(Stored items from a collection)
* BEGIN *
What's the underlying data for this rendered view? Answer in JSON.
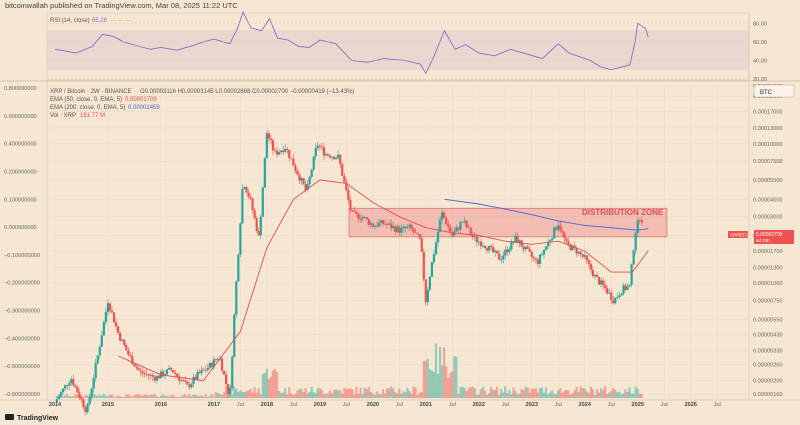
{
  "header": {
    "publisher": "bitcoinwallah published on TradingView.com, Mar 08, 2025 11:22 UTC"
  },
  "footer": {
    "logo_text": "TradingView"
  },
  "rsi_panel": {
    "legend_name": "RSI (14, close)",
    "legend_value": "65.28",
    "legend_extra": "—  —  —",
    "y_ticks": [
      "80.00",
      "60.00",
      "40.00",
      "20.00"
    ]
  },
  "main_legend": {
    "symbol": "XRP / Bitcoin · 2W · BINANCE",
    "ohlc": "O0.00003116  H0.00003145  L0.00002668  C0.00002700  −0.00000419 (−13.43%)",
    "ema50_label": "EMA (50, close, 0, EMA, 5)",
    "ema50_value": "0.00001709",
    "ema200_label": "EMA (200, close, 0, EMA, 5)",
    "ema200_value": "0.00002459",
    "vol_label": "Vol · XRP",
    "vol_value": "181.77 M"
  },
  "currency_badge": "BTC",
  "price_tags": {
    "pair": "XRPBTC",
    "price": "0.00002700",
    "countdown": "6d 13h"
  },
  "annotation": {
    "text": "DISTRIBUTION ZONE"
  },
  "colors": {
    "up": "#26a69a",
    "down": "#ef5350",
    "ema50": "#e05050",
    "ema200": "#4a62d8",
    "rsi": "#8a6cc9",
    "zone": "#f19a9a"
  },
  "chart_data": {
    "type": "candlestick",
    "title": "XRP / Bitcoin · 2W · BINANCE",
    "y_scale": "log",
    "right_axis_ticks": [
      "0.00026000",
      "0.00022000",
      "0.00017000",
      "0.00013000",
      "0.00010000",
      "0.00007500",
      "0.00005500",
      "0.00004000",
      "0.00003000",
      "0.00002200",
      "0.00001700",
      "0.00001300",
      "0.00001000",
      "0.00000750",
      "0.00000550",
      "0.00000430",
      "0.00000330",
      "0.00000260",
      "0.00000200",
      "0.00000160"
    ],
    "left_axis_ticks": [
      "0.800000000",
      "0.600000000",
      "0.400000000",
      "0.200000000",
      "0.100000000",
      "0.000000000",
      "−0.100000000",
      "−0.200000000",
      "−0.300000000",
      "−0.400000000",
      "−0.500000000",
      "−0.600000000"
    ],
    "x_ticks": [
      "2014",
      "2015",
      "2016",
      "2017",
      "Jul",
      "2018",
      "Jul",
      "2019",
      "Jul",
      "2020",
      "Jul",
      "2021",
      "Jul",
      "2022",
      "Jul",
      "2023",
      "Jul",
      "2024",
      "Jul",
      "2025",
      "Jul",
      "2026",
      "Jul"
    ],
    "x_tick_years": [
      2014,
      2015,
      2016,
      2017,
      2017.5,
      2018,
      2018.5,
      2019,
      2019.5,
      2020,
      2020.5,
      2021,
      2021.5,
      2022,
      2022.5,
      2023,
      2023.5,
      2024,
      2024.5,
      2025,
      2025.5,
      2026,
      2026.5
    ],
    "distribution_zone": {
      "from": 2019.55,
      "to": 2025.55,
      "low": 2.15e-05,
      "high": 3.45e-05
    },
    "close_price_path": [
      [
        2014.0,
        1.4e-06
      ],
      [
        2014.3,
        2.1e-06
      ],
      [
        2014.6,
        1.2e-06
      ],
      [
        2014.8,
        2.9e-06
      ],
      [
        2015.0,
        7.5e-06
      ],
      [
        2015.2,
        4.3e-06
      ],
      [
        2015.4,
        3e-06
      ],
      [
        2015.6,
        2.3e-06
      ],
      [
        2015.9,
        2.1e-06
      ],
      [
        2016.2,
        2.4e-06
      ],
      [
        2016.5,
        1.8e-06
      ],
      [
        2016.7,
        2.2e-06
      ],
      [
        2016.9,
        2.5e-06
      ],
      [
        2017.1,
        3e-06
      ],
      [
        2017.3,
        1.5e-06
      ],
      [
        2017.4,
        7.5e-06
      ],
      [
        2017.55,
        5.5e-05
      ],
      [
        2017.7,
        3.8e-05
      ],
      [
        2017.85,
        2.1e-05
      ],
      [
        2018.0,
        0.00012
      ],
      [
        2018.15,
        8.5e-05
      ],
      [
        2018.35,
        9.5e-05
      ],
      [
        2018.55,
        6.5e-05
      ],
      [
        2018.75,
        4.5e-05
      ],
      [
        2018.95,
        0.0001
      ],
      [
        2019.1,
        8.5e-05
      ],
      [
        2019.35,
        8e-05
      ],
      [
        2019.6,
        3.1e-05
      ],
      [
        2019.8,
        3e-05
      ],
      [
        2020.0,
        2.6e-05
      ],
      [
        2020.2,
        2.7e-05
      ],
      [
        2020.5,
        2.4e-05
      ],
      [
        2020.7,
        2.5e-05
      ],
      [
        2020.9,
        2e-05
      ],
      [
        2021.0,
        7.5e-06
      ],
      [
        2021.1,
        1.3e-05
      ],
      [
        2021.3,
        3.2e-05
      ],
      [
        2021.5,
        2.2e-05
      ],
      [
        2021.7,
        2.8e-05
      ],
      [
        2021.9,
        2.1e-05
      ],
      [
        2022.1,
        1.9e-05
      ],
      [
        2022.4,
        1.5e-05
      ],
      [
        2022.7,
        2.1e-05
      ],
      [
        2022.9,
        1.7e-05
      ],
      [
        2023.1,
        1.4e-05
      ],
      [
        2023.35,
        2.1e-05
      ],
      [
        2023.5,
        2.7e-05
      ],
      [
        2023.65,
        1.9e-05
      ],
      [
        2023.85,
        1.7e-05
      ],
      [
        2024.0,
        1.5e-05
      ],
      [
        2024.2,
        1.1e-05
      ],
      [
        2024.4,
        9e-06
      ],
      [
        2024.55,
        7.5e-06
      ],
      [
        2024.7,
        9e-06
      ],
      [
        2024.85,
        9.5e-06
      ],
      [
        2024.95,
        2.3e-05
      ],
      [
        2025.05,
        3.1e-05
      ],
      [
        2025.1,
        2.7e-05
      ]
    ],
    "ema50_path": [
      [
        2015.2,
        3e-06
      ],
      [
        2016.0,
        2.2e-06
      ],
      [
        2016.8,
        2e-06
      ],
      [
        2017.5,
        4.5e-06
      ],
      [
        2018.0,
        1.8e-05
      ],
      [
        2018.5,
        4e-05
      ],
      [
        2019.0,
        5.5e-05
      ],
      [
        2019.5,
        5.2e-05
      ],
      [
        2020.0,
        3.8e-05
      ],
      [
        2020.5,
        3e-05
      ],
      [
        2021.0,
        2.5e-05
      ],
      [
        2021.5,
        2.3e-05
      ],
      [
        2022.0,
        2.2e-05
      ],
      [
        2022.5,
        2e-05
      ],
      [
        2023.0,
        1.9e-05
      ],
      [
        2023.5,
        2e-05
      ],
      [
        2024.0,
        1.7e-05
      ],
      [
        2024.5,
        1.2e-05
      ],
      [
        2024.9,
        1.2e-05
      ],
      [
        2025.2,
        1.71e-05
      ]
    ],
    "ema200_path": [
      [
        2021.35,
        4e-05
      ],
      [
        2022.0,
        3.7e-05
      ],
      [
        2022.5,
        3.4e-05
      ],
      [
        2023.0,
        3.1e-05
      ],
      [
        2023.5,
        2.8e-05
      ],
      [
        2024.0,
        2.6e-05
      ],
      [
        2024.5,
        2.5e-05
      ],
      [
        2025.0,
        2.4e-05
      ],
      [
        2025.2,
        2.46e-05
      ]
    ],
    "rsi_path": [
      [
        2014.0,
        52
      ],
      [
        2014.2,
        50
      ],
      [
        2014.4,
        48
      ],
      [
        2014.7,
        55
      ],
      [
        2014.9,
        68
      ],
      [
        2015.1,
        66
      ],
      [
        2015.3,
        60
      ],
      [
        2015.6,
        55
      ],
      [
        2015.8,
        52
      ],
      [
        2016.0,
        54
      ],
      [
        2016.3,
        51
      ],
      [
        2016.6,
        56
      ],
      [
        2016.8,
        60
      ],
      [
        2017.0,
        63
      ],
      [
        2017.3,
        58
      ],
      [
        2017.45,
        75
      ],
      [
        2017.55,
        92
      ],
      [
        2017.7,
        75
      ],
      [
        2017.9,
        72
      ],
      [
        2018.05,
        85
      ],
      [
        2018.2,
        64
      ],
      [
        2018.4,
        62
      ],
      [
        2018.6,
        55
      ],
      [
        2018.8,
        54
      ],
      [
        2019.0,
        62
      ],
      [
        2019.3,
        58
      ],
      [
        2019.6,
        40
      ],
      [
        2019.9,
        38
      ],
      [
        2020.2,
        42
      ],
      [
        2020.6,
        40
      ],
      [
        2020.9,
        36
      ],
      [
        2021.0,
        26
      ],
      [
        2021.15,
        44
      ],
      [
        2021.35,
        72
      ],
      [
        2021.55,
        52
      ],
      [
        2021.75,
        57
      ],
      [
        2022.0,
        48
      ],
      [
        2022.3,
        45
      ],
      [
        2022.6,
        52
      ],
      [
        2022.9,
        47
      ],
      [
        2023.2,
        42
      ],
      [
        2023.5,
        58
      ],
      [
        2023.7,
        48
      ],
      [
        2023.9,
        44
      ],
      [
        2024.1,
        40
      ],
      [
        2024.3,
        33
      ],
      [
        2024.5,
        30
      ],
      [
        2024.7,
        33
      ],
      [
        2024.85,
        35
      ],
      [
        2024.95,
        60
      ],
      [
        2025.0,
        80
      ],
      [
        2025.05,
        78
      ],
      [
        2025.15,
        74
      ],
      [
        2025.2,
        65
      ]
    ],
    "rsi_range": [
      20,
      90
    ],
    "price_range": [
      1.5e-06,
      0.00026
    ],
    "x_range": [
      2013.85,
      2027.1
    ]
  }
}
* END *
Among the lines above, determine how many hold the word "BINANCE"; report the figure alone.

*SOLUTION FOR THIS EXERCISE*:
2